▸ WORK TO BE COMPLETED:
Identify all lines in the listing that include the word "Moderate", and copy them out.

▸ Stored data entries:

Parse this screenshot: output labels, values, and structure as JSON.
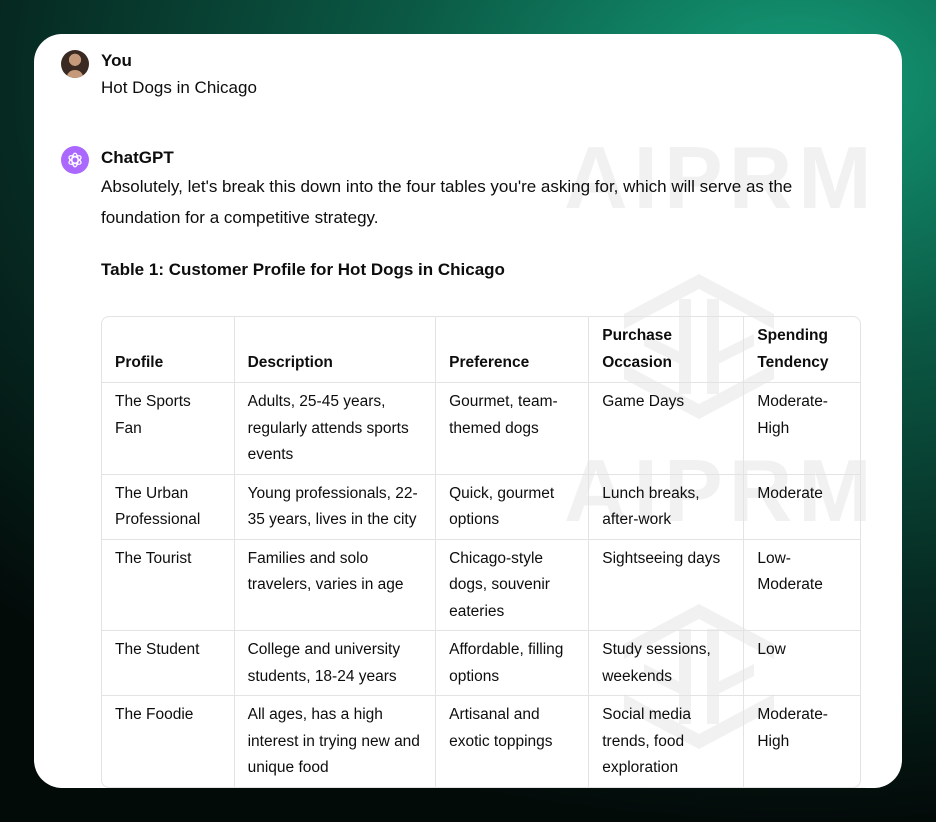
{
  "user": {
    "name": "You",
    "message": "Hot Dogs in Chicago"
  },
  "assistant": {
    "name": "ChatGPT",
    "intro": "Absolutely, let's break this down into the four tables you're asking for, which will serve as the foundation for a competitive strategy.",
    "table_title": "Table 1: Customer Profile for Hot Dogs in Chicago"
  },
  "watermark": "AIPRM",
  "table": {
    "headers": [
      "Profile",
      "Description",
      "Preference",
      "Purchase Occasion",
      "Spending Tendency"
    ],
    "rows": [
      [
        "The Sports Fan",
        "Adults, 25-45 years, regularly attends sports events",
        "Gourmet, team-themed dogs",
        "Game Days",
        "Moderate-High"
      ],
      [
        "The Urban Professional",
        "Young professionals, 22-35 years, lives in the city",
        "Quick, gourmet options",
        "Lunch breaks, after-work",
        "Moderate"
      ],
      [
        "The Tourist",
        "Families and solo travelers, varies in age",
        "Chicago-style dogs, souvenir eateries",
        "Sightseeing days",
        "Low-Moderate"
      ],
      [
        "The Student",
        "College and university students, 18-24 years",
        "Affordable, filling options",
        "Study sessions, weekends",
        "Low"
      ],
      [
        "The Foodie",
        "All ages, has a high interest in trying new and unique food",
        "Artisanal and exotic toppings",
        "Social media trends, food exploration",
        "Moderate-High"
      ]
    ]
  },
  "colors": {
    "gpt_avatar": "#ab68ff",
    "bg_gradient_accent": "#149c78"
  }
}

▸ RESULT:
        "Moderate-High"
        "Moderate"
        "Low-Moderate"
        "Moderate-High"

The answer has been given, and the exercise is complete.